Passage to read:
It seemed to him a dark time for Islam. Afghanistan and Iraq were under US assault. At home, President Zine El Abidine Ben Ali was jailing the pious under a new anti-terrorism law. Mr. Mezmi read about the struggles of the early Muslims, and was inspired.
“I felt the prophet was talking about our times and what was happening in the world,” he says.
Today Mezmi works as a tugboat engineer in Tunis. He’s also part of a deeply conservative – and sometimes violent - Islamic current known as Salafism that has gathered force in North Africa since the 2011 uprisings. It's inevitable that Salafis will help guide their countries’ evolution. The challenge for governments is to make sure they do so peacefully.
Salafis made international headlines in September with assaults on US embassies in Libya, Tunisia, and Egypt. While they have mainly acted as pressure groups so far, some leaders fearful of violence want to steer Salafi activists into politics instead.
“There must be zero tolerance toward violence,” says Said Ferjani, a political bureau member of Ennahda, the moderate Islamist party that leads Tunisia’s coalition government. “We have to bring them into the sphere of intellectual and theological debate, because where there is debate, you can challenge their views.”
Reversion to 'early Islam'
Salafis are Sunni Muslims who aim to emulate Islam’s first three generations, called “salaf” in Arabic, in a quest to transform society. But views differ on the right approach. Many Salafis simply try to set an example. Some get involved in preaching and charity work. A minority embrace varying degrees of violence.

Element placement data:
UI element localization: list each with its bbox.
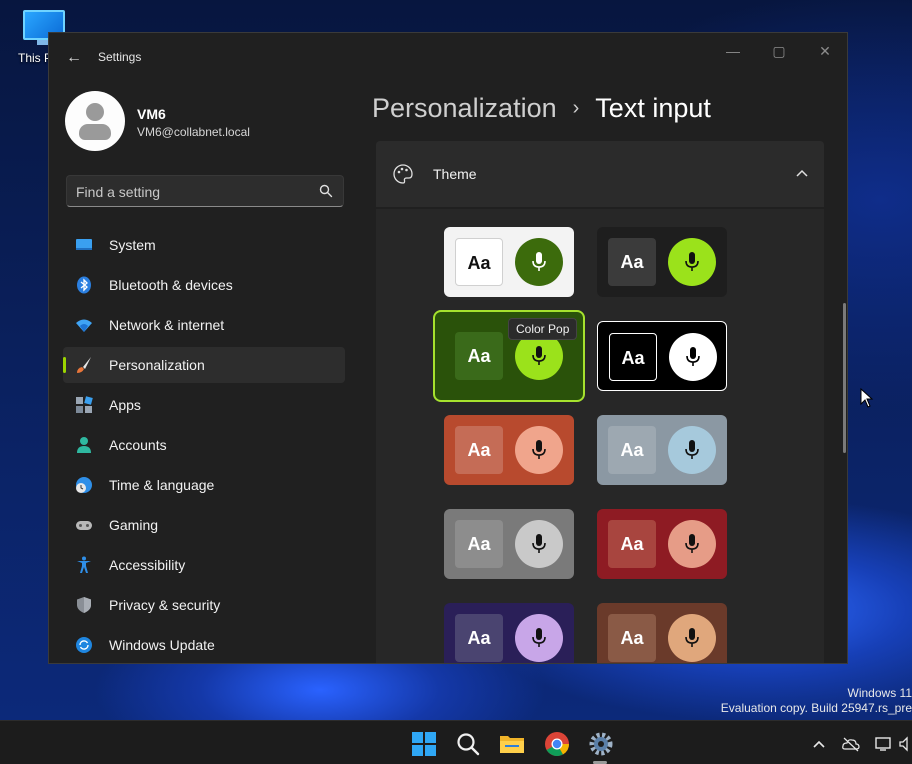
chevron-up-icon[interactable] — [810, 735, 828, 753]
sidebar-item-personalization[interactable]: Personalization — [63, 347, 345, 383]
sidebar-item-gaming[interactable]: Gaming — [63, 507, 345, 543]
accounts-icon — [77, 437, 91, 453]
sidebar-item-system[interactable]: System — [63, 227, 345, 263]
theme-expander[interactable]: Theme — [376, 141, 824, 207]
theme-preview-text: Aa — [455, 520, 503, 568]
microphone-icon — [515, 426, 563, 474]
user-name: VM6 — [137, 106, 166, 122]
user-email: VM6@collabnet.local — [137, 125, 250, 139]
display-icon[interactable] — [874, 735, 892, 753]
theme-swatch-light[interactable]: Aa — [444, 227, 574, 297]
theme-preview-text: Aa — [455, 332, 503, 380]
theme-preview-text: Aa — [455, 238, 503, 286]
search-icon[interactable] — [455, 731, 481, 757]
window-title: Settings — [98, 50, 142, 64]
sidebar-item-time-language[interactable]: Time & language — [63, 467, 345, 503]
mouse-cursor-icon — [860, 388, 874, 408]
sidebar-item-windows-update[interactable]: Windows Update — [63, 627, 345, 663]
theme-swatch-red-wave[interactable]: Aa — [597, 509, 727, 579]
wifi-icon — [76, 319, 92, 332]
breadcrumb-parent[interactable]: Personalization — [372, 93, 557, 123]
breadcrumb: Personalization › Text input — [372, 93, 711, 124]
microphone-icon — [668, 614, 716, 662]
sidebar-item-accounts[interactable]: Accounts — [63, 427, 345, 463]
volume-icon[interactable] — [898, 735, 912, 753]
theme-preview-text: Aa — [455, 426, 503, 474]
theme-label: Theme — [433, 166, 477, 182]
chevron-up-icon[interactable] — [796, 168, 808, 180]
close-button[interactable]: ✕ — [811, 39, 839, 63]
microphone-icon — [515, 520, 563, 568]
globe-clock-icon — [76, 477, 92, 493]
sidebar-nav: System Bluetooth & devices Network & int… — [63, 227, 345, 663]
theme-swatch-rust[interactable]: Aa — [444, 415, 574, 485]
theme-preview-text: Aa — [608, 238, 656, 286]
settings-window: ← Settings — ▢ ✕ VM6 VM6@collabnet.local… — [48, 32, 848, 664]
minimize-button[interactable]: — — [719, 39, 747, 63]
search-placeholder: Find a setting — [76, 184, 161, 200]
gamepad-icon — [76, 521, 92, 530]
start-icon[interactable] — [411, 731, 437, 757]
bluetooth-icon — [77, 276, 91, 294]
theme-preview-text: Aa — [608, 520, 656, 568]
avatar — [65, 91, 125, 151]
sidebar-item-network[interactable]: Network & internet — [63, 307, 345, 343]
palette-icon — [393, 164, 413, 184]
sidebar-item-privacy[interactable]: Privacy & security — [63, 587, 345, 623]
microphone-icon — [668, 426, 716, 474]
microphone-icon — [515, 614, 563, 662]
taskbar — [0, 720, 912, 764]
theme-swatch-high-contrast[interactable]: Aa — [597, 321, 727, 391]
shield-icon — [77, 597, 91, 613]
apps-icon — [76, 396, 93, 413]
theme-swatch-violet-wave[interactable]: Aa — [444, 603, 574, 663]
search-input[interactable]: Find a setting — [66, 175, 344, 207]
accessibility-icon — [77, 556, 91, 573]
search-icon — [319, 184, 333, 198]
theme-swatch-gray[interactable]: Aa — [444, 509, 574, 579]
scrollbar[interactable] — [843, 303, 846, 453]
theme-swatch-slate[interactable]: Aa — [597, 415, 727, 485]
theme-swatch-dark[interactable]: Aa — [597, 227, 727, 297]
evaluation-watermark: Windows 11 Evaluation copy. Build 25947.… — [720, 686, 912, 715]
microphone-icon — [515, 238, 563, 286]
theme-preview-text: Aa — [608, 426, 656, 474]
brush-icon — [77, 357, 91, 373]
title-bar: ← Settings — ▢ ✕ — [49, 33, 847, 81]
microphone-icon — [668, 238, 716, 286]
tooltip: Color Pop — [508, 318, 578, 340]
microphone-icon — [668, 520, 716, 568]
theme-preview-text: Aa — [608, 614, 656, 662]
theme-swatch-bronze-wave[interactable]: Aa — [597, 603, 727, 663]
microphone-icon — [669, 333, 717, 381]
update-icon — [76, 637, 92, 653]
settings-icon[interactable] — [588, 731, 614, 757]
sidebar-item-bluetooth[interactable]: Bluetooth & devices — [63, 267, 345, 303]
maximize-button[interactable]: ▢ — [765, 39, 793, 63]
back-button[interactable]: ← — [63, 47, 85, 69]
breadcrumb-separator: › — [572, 97, 580, 119]
theme-preview-text: Aa — [609, 333, 657, 381]
sidebar-item-accessibility[interactable]: Accessibility — [63, 547, 345, 583]
file-explorer-icon[interactable] — [499, 731, 525, 757]
chrome-icon[interactable] — [544, 731, 570, 757]
system-icon — [76, 239, 92, 250]
theme-preview-text: Aa — [455, 614, 503, 662]
sidebar-item-apps[interactable]: Apps — [63, 387, 345, 423]
onedrive-icon[interactable] — [842, 735, 860, 753]
page-title: Text input — [595, 93, 711, 123]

To do:
1. Reproduce, unchanged, the lines of the listing between the line holding "chevron-up-icon[interactable] — [810, 735, 828, 753]" and the line holding "display-icon[interactable] — [874, 735, 892, 753]", inclusive.
2. Write the next part of the article on Salafism in North Africa, picking up right after its final sentence.

Expected responses:
1.
chevron-up-icon[interactable] — [810, 735, 828, 753]
sidebar-item-personalization[interactable]: Personalization — [63, 347, 345, 383]
sidebar-item-gaming[interactable]: Gaming — [63, 507, 345, 543]
accounts-icon — [77, 437, 91, 453]
sidebar-item-system[interactable]: System — [63, 227, 345, 263]
theme-expander[interactable]: Theme — [376, 141, 824, 207]
theme-preview-text: Aa — [455, 520, 503, 568]
microphone-icon — [515, 426, 563, 474]
user-name: VM6 — [137, 106, 166, 122]
user-email: VM6@collabnet.local — [137, 125, 250, 139]
display-icon[interactable] — [874, 735, 892, 753]

2.
The evolution of Salafi thinking dates to medieval scholars such as Ibn Taymiyyah. His call to scrap centuries of jurisprudence and return to the “pure” Islam of the prophet Mohammed's time has inspired generations of fundamentalist reformers.
One was the 18th century scholar Mohammed Ibn Abdel Wahhab, who branded other Muslims infidels – a widely reviled practice called takfir – and teamed up with the Al Saud family to seize control of central Arabia. His teachings now form the basis of Saudi Arabia’s state creed.
Most Salafi scholars, however, have warned against getting into politics. Sometimes called Scholastic Salafism, this school of thought urges Muslims to live piously and invite others to do likewise.
Both Salafis and more moderate reformers have long debated issues such as takfir, the concept of holy struggle called jihad, and the role of sharia – the comprehensive understanding of how Islam guides life. In recent decades a new discourse has offered stark answers.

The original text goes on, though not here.